Exercise:
Take each line below that has "JSON" and copy it.

[Stored items]
*** Block opens ***

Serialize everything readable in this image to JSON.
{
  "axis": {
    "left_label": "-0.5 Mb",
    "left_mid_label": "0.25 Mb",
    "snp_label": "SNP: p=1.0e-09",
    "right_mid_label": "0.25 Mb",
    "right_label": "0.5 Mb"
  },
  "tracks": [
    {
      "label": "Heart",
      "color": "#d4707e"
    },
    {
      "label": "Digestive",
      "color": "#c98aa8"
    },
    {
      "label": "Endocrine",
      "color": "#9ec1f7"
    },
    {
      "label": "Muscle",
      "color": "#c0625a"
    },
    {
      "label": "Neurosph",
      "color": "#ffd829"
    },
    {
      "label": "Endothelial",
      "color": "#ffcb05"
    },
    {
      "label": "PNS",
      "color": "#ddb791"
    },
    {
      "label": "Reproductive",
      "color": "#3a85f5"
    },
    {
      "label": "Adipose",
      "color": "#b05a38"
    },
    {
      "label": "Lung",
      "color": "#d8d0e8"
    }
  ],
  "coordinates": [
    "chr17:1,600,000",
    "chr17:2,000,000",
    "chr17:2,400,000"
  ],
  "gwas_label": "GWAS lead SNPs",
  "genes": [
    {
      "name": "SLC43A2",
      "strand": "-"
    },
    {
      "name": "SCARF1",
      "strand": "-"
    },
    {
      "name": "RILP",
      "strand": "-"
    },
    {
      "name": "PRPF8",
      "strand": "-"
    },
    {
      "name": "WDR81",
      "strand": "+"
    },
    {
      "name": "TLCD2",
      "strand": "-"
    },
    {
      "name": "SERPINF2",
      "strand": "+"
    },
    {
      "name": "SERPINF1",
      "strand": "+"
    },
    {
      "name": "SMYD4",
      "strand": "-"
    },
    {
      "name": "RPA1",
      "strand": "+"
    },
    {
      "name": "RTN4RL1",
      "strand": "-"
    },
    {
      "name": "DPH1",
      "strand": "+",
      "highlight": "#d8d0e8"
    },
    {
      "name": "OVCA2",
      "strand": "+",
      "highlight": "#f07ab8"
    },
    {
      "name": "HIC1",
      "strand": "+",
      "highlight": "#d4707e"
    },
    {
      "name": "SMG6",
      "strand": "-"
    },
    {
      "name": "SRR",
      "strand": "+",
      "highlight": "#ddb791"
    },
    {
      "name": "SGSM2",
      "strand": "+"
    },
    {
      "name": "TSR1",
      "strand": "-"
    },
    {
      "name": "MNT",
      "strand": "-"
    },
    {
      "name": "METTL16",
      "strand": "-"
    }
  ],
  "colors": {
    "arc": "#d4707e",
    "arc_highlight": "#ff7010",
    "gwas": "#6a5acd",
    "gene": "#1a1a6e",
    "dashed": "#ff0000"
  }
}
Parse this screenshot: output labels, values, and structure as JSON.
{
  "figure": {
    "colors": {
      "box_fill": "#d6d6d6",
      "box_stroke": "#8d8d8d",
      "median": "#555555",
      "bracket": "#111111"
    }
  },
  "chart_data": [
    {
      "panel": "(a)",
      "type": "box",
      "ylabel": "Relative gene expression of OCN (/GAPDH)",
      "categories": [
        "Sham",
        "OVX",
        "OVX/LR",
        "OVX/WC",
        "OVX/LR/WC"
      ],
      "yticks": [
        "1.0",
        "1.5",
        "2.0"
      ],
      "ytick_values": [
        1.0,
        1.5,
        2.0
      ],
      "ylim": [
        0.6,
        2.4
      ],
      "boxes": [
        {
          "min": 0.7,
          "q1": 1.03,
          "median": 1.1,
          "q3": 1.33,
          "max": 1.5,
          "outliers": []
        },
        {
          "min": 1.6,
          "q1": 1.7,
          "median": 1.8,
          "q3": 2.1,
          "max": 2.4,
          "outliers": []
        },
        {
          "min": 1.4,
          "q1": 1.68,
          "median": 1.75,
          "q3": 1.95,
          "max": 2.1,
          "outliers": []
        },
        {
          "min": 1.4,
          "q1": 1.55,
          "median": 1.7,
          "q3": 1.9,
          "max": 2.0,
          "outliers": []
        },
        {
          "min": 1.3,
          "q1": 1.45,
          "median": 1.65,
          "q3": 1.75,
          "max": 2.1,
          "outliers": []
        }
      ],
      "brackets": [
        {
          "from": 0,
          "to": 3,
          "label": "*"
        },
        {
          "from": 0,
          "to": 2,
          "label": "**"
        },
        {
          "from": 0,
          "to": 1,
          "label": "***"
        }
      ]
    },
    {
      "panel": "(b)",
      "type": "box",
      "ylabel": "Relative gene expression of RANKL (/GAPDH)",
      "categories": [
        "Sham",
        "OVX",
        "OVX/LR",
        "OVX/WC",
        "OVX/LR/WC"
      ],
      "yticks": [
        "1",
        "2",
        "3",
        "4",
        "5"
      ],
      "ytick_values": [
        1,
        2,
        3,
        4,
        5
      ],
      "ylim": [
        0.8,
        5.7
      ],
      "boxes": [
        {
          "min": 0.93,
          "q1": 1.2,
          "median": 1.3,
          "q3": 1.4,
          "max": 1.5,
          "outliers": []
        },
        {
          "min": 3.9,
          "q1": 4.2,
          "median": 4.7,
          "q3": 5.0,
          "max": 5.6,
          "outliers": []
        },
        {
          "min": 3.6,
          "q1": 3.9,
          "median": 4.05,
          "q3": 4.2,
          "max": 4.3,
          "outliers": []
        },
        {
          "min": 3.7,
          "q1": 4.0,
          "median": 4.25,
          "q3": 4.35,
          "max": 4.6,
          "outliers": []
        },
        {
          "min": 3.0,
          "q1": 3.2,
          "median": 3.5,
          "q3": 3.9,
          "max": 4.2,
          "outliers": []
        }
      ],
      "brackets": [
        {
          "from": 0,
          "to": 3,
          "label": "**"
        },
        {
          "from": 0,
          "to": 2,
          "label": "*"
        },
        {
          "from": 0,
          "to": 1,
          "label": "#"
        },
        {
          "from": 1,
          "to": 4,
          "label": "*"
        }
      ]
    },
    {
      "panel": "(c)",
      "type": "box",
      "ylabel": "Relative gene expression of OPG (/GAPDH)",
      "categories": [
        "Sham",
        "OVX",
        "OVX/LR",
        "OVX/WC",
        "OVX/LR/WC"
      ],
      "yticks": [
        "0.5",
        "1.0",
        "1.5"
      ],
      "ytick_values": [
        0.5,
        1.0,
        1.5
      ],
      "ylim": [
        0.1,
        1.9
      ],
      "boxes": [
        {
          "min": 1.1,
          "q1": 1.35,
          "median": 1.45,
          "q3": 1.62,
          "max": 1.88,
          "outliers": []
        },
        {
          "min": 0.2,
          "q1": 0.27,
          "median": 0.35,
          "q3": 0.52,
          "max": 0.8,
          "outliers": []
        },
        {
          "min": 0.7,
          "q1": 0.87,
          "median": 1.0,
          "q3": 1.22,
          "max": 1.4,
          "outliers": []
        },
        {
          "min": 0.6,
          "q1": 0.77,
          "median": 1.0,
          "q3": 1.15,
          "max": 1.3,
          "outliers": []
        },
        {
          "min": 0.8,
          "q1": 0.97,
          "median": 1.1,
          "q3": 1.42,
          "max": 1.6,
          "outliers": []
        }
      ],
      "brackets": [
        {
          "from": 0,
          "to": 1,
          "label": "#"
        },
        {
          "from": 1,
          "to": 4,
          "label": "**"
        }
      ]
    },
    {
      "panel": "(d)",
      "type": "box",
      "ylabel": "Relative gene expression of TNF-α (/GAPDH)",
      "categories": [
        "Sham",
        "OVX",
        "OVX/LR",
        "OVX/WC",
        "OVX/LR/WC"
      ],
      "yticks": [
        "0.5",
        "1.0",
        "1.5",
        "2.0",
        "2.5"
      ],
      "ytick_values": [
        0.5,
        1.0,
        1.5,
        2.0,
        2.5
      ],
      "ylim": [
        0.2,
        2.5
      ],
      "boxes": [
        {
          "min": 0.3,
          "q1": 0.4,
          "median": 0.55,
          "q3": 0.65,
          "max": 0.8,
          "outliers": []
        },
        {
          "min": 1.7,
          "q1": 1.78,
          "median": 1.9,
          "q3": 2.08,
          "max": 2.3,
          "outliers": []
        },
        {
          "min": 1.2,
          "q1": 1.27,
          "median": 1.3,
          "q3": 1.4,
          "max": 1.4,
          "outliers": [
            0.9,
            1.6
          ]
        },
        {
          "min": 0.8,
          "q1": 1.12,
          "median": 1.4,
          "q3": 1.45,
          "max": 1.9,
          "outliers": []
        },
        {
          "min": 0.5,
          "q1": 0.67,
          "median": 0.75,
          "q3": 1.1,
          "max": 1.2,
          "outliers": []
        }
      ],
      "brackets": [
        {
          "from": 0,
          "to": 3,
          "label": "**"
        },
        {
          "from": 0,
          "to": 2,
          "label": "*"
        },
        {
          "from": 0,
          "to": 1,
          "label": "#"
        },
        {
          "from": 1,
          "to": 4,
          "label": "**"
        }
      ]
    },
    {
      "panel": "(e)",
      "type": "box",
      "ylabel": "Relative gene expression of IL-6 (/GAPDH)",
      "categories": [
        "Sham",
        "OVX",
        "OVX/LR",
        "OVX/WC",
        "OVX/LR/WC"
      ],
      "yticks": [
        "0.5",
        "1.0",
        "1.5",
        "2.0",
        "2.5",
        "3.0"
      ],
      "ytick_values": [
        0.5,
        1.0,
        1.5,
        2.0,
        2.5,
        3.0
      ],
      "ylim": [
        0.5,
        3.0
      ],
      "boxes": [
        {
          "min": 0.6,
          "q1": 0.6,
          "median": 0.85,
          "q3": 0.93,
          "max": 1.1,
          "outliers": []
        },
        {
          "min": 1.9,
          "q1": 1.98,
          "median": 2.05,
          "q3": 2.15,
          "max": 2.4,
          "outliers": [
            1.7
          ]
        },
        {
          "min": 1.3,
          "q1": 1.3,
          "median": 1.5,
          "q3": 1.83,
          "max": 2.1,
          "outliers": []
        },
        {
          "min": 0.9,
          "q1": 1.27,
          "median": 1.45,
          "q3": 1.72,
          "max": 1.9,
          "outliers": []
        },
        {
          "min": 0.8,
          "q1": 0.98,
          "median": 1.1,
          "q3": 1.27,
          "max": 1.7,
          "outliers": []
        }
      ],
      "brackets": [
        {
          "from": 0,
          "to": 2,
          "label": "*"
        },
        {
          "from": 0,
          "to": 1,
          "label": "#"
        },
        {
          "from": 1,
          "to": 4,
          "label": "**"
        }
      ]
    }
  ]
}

*** Block closes ***

Exercise solution:
Serialize everything readable in this image to JSON.
Parse this screenshot: output labels, values, and structure as JSON.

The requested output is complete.